─── Fragmento del documento
Patro García Muñoz es profesora jubilada y cuenta con un recorrido profesional y personal de treinta y cinco
cursos en el IES Valle del Jiloca de Calamocha.
Alumnos, evaluaciones, disciplina, ratio, selectividad, convivencia… son palabras que acompañan a cada curso escolar. La enseñanza no es una profesión sencilla: exige dedicación dentro y fuera del aula, tenacidad, equilibrio emocional y un firme propósito educativo. Cultivar todo ello requiere esfuerzo y constancia.
Valorar una trayectoria profesional de treinta y cinco cursos en un mismo centro, como es mi caso, conlleva un ejercicio de reflexión. Comencé en el curso 1989/90 en la Escuela Oficial de Idiomas de Alcañiz, impartiendo inglés. Al año siguiente accedí como interina en el actual IES Valle del Jiloca, centro en el que he desarrollado toda mi carrera hasta mi jubilación en agosto de 2025. Mis conocimientos iniciales sobre la enseñanza se reducían al Curso de Adaptación Pedagógica, donde se adquirían nociones de psicología y pedagogía, pero poco o nada de lo que realmente implica enseñar a un grupo de adolescentes, integrarse en un claustro o participar en los órganos de gestión de un centro.
──────
─── Registros proporcionados
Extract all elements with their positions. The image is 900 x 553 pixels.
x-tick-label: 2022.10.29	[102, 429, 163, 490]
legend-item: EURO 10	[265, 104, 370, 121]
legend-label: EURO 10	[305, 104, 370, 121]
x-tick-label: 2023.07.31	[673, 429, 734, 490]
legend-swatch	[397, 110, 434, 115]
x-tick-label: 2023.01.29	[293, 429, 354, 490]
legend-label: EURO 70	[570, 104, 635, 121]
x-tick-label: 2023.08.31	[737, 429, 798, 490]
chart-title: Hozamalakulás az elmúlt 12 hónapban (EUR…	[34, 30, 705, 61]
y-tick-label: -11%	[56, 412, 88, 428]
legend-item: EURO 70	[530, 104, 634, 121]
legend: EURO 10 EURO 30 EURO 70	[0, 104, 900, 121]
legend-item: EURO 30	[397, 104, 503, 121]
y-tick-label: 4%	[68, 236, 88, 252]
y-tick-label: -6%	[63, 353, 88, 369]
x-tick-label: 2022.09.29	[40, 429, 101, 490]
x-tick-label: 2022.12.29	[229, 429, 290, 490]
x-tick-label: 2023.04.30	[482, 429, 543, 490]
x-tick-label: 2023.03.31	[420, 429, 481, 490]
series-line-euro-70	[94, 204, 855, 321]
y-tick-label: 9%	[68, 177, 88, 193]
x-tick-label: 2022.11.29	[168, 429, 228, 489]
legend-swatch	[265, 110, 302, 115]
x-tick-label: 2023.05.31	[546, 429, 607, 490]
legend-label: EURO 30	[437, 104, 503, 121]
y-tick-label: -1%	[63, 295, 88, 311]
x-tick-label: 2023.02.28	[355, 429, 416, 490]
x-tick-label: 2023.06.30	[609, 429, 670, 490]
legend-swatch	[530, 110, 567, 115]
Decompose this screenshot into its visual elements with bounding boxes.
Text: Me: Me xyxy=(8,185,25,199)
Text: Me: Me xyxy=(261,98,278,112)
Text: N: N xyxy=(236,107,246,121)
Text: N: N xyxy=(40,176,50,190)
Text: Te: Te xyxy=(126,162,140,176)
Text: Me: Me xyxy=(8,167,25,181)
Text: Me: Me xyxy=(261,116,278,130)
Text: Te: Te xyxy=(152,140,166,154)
──────
> _Tareas por realizar_:
1 – Según el fragmento sobre la trayectoria docente en el IES Valle del Jiloca, ¿en qué centro y con qué materia empezó esa carrera en el curso 1989/90?
2 – Copia del fragmento sobre la trayectoria docente en el IES Valle del Jiloca el pasaje que empieza con "Valorar una trayectoria" y continúa hasta "de un centro.".

> _Respuestas por tarea_:
1 – En la Escuela Oficial de Idiomas de Alcañiz, impartiendo inglés.

2 –
Valorar una trayectoria profesional de treinta y cinco cursos en un mismo centro, como es mi caso, conlleva un ejercicio de reflexión. Comencé en el curso 1989/90 en la Escuela Oficial de Idiomas de Alcañiz, impartiendo inglés. Al año siguiente accedí como interina en el actual IES Valle del Jiloca, centro en el que he desarrollado toda mi carrera hasta mi jubilación en agosto de 2025. Mis conocimientos iniciales sobre la enseñanza se reducían al Curso de Adaptación Pedagógica, donde se adquirían nociones de psicología y pedagogía, pero poco o nada de lo que realmente implica enseñar a un grupo de adolescentes, integrarse en un claustro o participar en los órganos de gestión de un centro.